(begin)

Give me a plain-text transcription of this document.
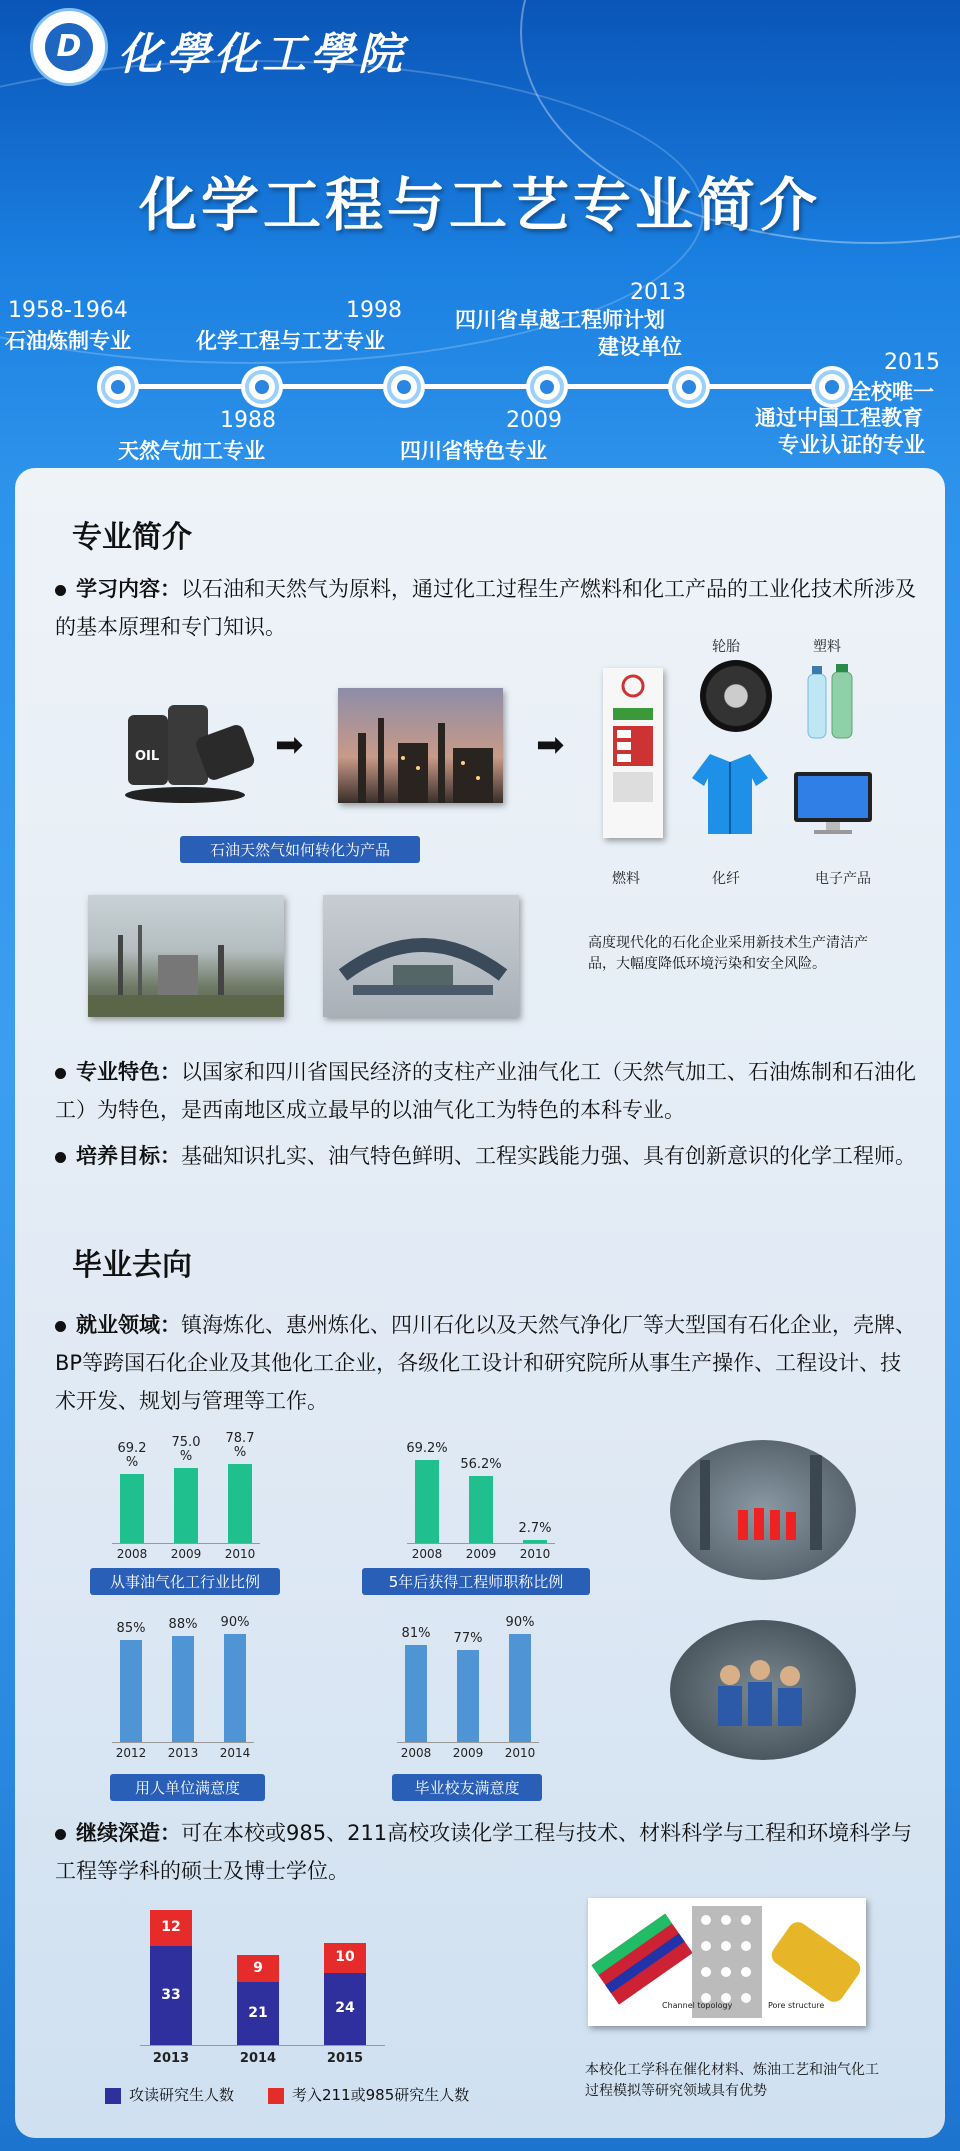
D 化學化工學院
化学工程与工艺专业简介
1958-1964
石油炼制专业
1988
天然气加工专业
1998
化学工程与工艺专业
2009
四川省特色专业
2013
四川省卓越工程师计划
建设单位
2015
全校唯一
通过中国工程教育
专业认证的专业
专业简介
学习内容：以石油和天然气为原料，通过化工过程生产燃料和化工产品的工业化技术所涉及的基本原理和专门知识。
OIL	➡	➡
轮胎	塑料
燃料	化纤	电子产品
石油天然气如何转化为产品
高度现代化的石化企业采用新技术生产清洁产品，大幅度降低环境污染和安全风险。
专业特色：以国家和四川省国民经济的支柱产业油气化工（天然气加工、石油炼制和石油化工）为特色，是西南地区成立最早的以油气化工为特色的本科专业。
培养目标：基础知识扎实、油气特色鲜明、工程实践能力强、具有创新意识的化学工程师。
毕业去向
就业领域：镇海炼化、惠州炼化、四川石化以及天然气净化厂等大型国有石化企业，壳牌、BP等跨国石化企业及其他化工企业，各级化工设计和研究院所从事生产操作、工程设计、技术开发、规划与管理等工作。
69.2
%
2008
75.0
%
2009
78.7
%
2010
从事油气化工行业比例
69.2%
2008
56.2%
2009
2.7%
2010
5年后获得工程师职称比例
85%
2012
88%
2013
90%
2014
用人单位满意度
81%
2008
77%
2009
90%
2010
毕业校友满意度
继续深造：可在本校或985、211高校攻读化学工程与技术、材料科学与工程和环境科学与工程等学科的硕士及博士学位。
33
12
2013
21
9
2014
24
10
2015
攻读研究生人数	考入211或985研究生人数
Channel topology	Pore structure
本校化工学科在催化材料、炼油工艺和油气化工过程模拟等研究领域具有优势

(end)

• **Directions for this task**: Quote the listing above in full, except for the pictures.

• **Response to this exercise**:
Give me a plain-text transcription of this document.
D 化學化工學院
化学工程与工艺专业简介
1958-1964
石油炼制专业
1988
天然气加工专业
1998
化学工程与工艺专业
2009
四川省特色专业
2013
四川省卓越工程师计划
建设单位
2015
全校唯一
通过中国工程教育
专业认证的专业
专业简介
学习内容：以石油和天然气为原料，通过化工过程生产燃料和化工产品的工业化技术所涉及的基本原理和专门知识。
OIL	➡	➡
轮胎	塑料
燃料	化纤	电子产品
石油天然气如何转化为产品
高度现代化的石化企业采用新技术生产清洁产品，大幅度降低环境污染和安全风险。
专业特色：以国家和四川省国民经济的支柱产业油气化工（天然气加工、石油炼制和石油化工）为特色，是西南地区成立最早的以油气化工为特色的本科专业。
培养目标：基础知识扎实、油气特色鲜明、工程实践能力强、具有创新意识的化学工程师。
毕业去向
就业领域：镇海炼化、惠州炼化、四川石化以及天然气净化厂等大型国有石化企业，壳牌、BP等跨国石化企业及其他化工企业，各级化工设计和研究院所从事生产操作、工程设计、技术开发、规划与管理等工作。
69.2
%
2008
75.0
%
2009
78.7
%
2010
从事油气化工行业比例
69.2%
2008
56.2%
2009
2.7%
2010
5年后获得工程师职称比例
85%
2012
88%
2013
90%
2014
用人单位满意度
81%
2008
77%
2009
90%
2010
毕业校友满意度
继续深造：可在本校或985、211高校攻读化学工程与技术、材料科学与工程和环境科学与工程等学科的硕士及博士学位。
33
12
2013
21
9
2014
24
10
2015
攻读研究生人数	考入211或985研究生人数
Channel topology	Pore structure
本校化工学科在催化材料、炼油工艺和油气化工过程模拟等研究领域具有优势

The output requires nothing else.